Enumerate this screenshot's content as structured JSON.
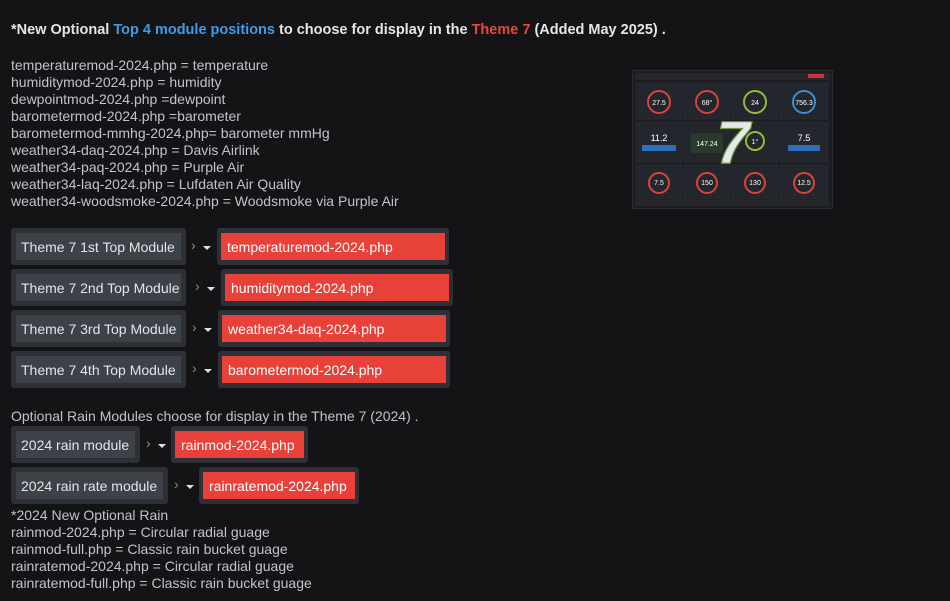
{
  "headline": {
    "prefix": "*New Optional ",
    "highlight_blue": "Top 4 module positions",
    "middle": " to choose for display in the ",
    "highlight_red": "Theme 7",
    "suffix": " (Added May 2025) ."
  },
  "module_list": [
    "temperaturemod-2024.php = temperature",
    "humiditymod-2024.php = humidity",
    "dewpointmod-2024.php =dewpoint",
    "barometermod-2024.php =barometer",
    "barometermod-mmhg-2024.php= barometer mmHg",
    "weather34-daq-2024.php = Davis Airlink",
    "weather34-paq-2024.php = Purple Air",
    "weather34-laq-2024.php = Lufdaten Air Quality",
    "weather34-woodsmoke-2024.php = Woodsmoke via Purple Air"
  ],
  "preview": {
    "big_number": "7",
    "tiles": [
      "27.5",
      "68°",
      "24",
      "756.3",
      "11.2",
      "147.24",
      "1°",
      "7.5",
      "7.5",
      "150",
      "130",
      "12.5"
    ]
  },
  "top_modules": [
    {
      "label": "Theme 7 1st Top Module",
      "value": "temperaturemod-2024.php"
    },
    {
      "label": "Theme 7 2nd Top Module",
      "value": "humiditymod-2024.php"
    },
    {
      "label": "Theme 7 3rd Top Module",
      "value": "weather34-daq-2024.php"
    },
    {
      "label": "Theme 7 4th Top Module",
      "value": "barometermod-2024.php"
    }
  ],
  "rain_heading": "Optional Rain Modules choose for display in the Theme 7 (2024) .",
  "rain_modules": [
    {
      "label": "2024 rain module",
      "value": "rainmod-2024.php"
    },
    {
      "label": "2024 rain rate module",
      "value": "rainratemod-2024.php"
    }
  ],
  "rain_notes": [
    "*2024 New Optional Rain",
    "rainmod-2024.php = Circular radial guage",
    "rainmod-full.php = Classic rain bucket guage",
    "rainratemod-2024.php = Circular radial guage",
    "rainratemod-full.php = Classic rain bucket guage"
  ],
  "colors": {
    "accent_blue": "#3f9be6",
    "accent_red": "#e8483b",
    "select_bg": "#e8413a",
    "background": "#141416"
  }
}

EXERCISE GOAL: Reproduce all of the data exactly; the pictures do not belong in the copy.

EXERCISE SOLUTION:
Enumerate this screenshot's content as structured JSON.
{
  "headline": {
    "prefix": "*New Optional ",
    "highlight_blue": "Top 4 module positions",
    "middle": " to choose for display in the ",
    "highlight_red": "Theme 7",
    "suffix": " (Added May 2025) ."
  },
  "module_list": [
    "temperaturemod-2024.php = temperature",
    "humiditymod-2024.php = humidity",
    "dewpointmod-2024.php =dewpoint",
    "barometermod-2024.php =barometer",
    "barometermod-mmhg-2024.php= barometer mmHg",
    "weather34-daq-2024.php = Davis Airlink",
    "weather34-paq-2024.php = Purple Air",
    "weather34-laq-2024.php = Lufdaten Air Quality",
    "weather34-woodsmoke-2024.php = Woodsmoke via Purple Air"
  ],
  "preview": {
    "big_number": "7",
    "tiles": [
      "27.5",
      "68°",
      "24",
      "756.3",
      "11.2",
      "147.24",
      "1°",
      "7.5",
      "7.5",
      "150",
      "130",
      "12.5"
    ]
  },
  "top_modules": [
    {
      "label": "Theme 7 1st Top Module",
      "value": "temperaturemod-2024.php"
    },
    {
      "label": "Theme 7 2nd Top Module",
      "value": "humiditymod-2024.php"
    },
    {
      "label": "Theme 7 3rd Top Module",
      "value": "weather34-daq-2024.php"
    },
    {
      "label": "Theme 7 4th Top Module",
      "value": "barometermod-2024.php"
    }
  ],
  "rain_heading": "Optional Rain Modules choose for display in the Theme 7 (2024) .",
  "rain_modules": [
    {
      "label": "2024 rain module",
      "value": "rainmod-2024.php"
    },
    {
      "label": "2024 rain rate module",
      "value": "rainratemod-2024.php"
    }
  ],
  "rain_notes": [
    "*2024 New Optional Rain",
    "rainmod-2024.php = Circular radial guage",
    "rainmod-full.php = Classic rain bucket guage",
    "rainratemod-2024.php = Circular radial guage",
    "rainratemod-full.php = Classic rain bucket guage"
  ],
  "colors": {
    "accent_blue": "#3f9be6",
    "accent_red": "#e8483b",
    "select_bg": "#e8413a",
    "background": "#141416"
  }
}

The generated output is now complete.